───── Provided data
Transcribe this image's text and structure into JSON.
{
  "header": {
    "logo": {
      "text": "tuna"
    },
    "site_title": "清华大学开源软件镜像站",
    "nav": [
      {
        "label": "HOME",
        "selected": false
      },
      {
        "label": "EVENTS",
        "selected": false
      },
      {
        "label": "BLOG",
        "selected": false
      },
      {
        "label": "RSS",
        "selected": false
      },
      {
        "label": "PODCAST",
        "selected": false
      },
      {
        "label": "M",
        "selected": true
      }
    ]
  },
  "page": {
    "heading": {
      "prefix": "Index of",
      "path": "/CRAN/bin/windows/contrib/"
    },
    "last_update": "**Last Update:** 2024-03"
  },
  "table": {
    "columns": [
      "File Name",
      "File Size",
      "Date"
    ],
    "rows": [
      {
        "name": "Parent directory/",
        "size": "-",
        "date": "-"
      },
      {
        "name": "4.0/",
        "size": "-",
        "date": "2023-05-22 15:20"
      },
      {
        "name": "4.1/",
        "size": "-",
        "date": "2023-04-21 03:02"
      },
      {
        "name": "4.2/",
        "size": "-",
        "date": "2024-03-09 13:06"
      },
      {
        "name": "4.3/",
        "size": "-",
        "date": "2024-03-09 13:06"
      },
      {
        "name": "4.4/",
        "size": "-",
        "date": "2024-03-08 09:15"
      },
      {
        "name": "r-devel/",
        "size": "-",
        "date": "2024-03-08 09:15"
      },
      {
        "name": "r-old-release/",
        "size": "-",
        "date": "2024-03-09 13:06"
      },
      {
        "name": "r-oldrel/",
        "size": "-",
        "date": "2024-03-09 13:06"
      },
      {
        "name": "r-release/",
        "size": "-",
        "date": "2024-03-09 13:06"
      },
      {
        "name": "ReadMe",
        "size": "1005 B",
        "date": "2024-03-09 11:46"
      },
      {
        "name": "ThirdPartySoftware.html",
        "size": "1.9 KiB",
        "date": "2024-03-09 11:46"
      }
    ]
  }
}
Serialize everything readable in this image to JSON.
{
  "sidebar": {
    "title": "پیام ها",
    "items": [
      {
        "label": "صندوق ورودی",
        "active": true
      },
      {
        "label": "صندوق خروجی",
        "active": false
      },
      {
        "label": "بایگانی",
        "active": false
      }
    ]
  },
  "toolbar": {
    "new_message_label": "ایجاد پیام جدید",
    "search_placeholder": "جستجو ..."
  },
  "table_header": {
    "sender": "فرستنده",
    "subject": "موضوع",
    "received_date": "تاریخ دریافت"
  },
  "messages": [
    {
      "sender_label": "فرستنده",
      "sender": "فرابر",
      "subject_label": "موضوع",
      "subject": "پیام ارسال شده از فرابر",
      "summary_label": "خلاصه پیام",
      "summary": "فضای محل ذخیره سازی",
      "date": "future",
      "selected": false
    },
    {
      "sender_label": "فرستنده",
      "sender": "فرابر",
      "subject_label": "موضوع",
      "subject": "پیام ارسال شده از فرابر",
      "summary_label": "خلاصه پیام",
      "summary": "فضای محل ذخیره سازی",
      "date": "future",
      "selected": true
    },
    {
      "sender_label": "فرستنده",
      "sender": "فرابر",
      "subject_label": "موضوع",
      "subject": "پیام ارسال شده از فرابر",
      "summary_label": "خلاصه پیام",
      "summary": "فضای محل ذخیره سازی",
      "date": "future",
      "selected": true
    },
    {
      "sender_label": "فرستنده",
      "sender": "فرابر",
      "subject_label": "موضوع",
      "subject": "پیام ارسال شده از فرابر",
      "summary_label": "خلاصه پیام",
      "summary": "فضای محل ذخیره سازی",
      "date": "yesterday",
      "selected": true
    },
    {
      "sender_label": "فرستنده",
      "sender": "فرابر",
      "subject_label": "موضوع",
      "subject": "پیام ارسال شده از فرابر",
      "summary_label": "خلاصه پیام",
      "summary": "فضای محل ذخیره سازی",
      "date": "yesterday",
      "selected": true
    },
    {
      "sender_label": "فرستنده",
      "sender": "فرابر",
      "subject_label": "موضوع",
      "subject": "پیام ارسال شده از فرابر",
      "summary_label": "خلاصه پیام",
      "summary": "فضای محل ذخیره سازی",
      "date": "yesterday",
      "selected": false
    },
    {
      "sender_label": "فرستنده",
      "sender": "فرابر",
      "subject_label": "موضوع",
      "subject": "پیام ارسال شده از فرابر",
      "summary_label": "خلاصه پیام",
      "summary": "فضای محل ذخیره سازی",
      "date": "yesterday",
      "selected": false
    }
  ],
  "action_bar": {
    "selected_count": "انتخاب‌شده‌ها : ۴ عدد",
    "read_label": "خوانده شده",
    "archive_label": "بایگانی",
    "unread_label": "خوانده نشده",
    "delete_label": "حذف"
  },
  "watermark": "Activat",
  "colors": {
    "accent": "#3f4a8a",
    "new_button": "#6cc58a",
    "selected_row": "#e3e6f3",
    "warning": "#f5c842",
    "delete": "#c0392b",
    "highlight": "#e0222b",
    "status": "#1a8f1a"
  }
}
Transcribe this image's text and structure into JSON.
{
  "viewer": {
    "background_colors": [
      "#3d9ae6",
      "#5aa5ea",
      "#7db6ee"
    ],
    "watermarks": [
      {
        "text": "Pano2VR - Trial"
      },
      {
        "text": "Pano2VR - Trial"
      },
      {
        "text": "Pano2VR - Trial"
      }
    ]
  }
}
──────────
Filter the records above and return every line that holds the word "بایگانی".

        "label": "بایگانی",
    "archive_label": "بایگانی",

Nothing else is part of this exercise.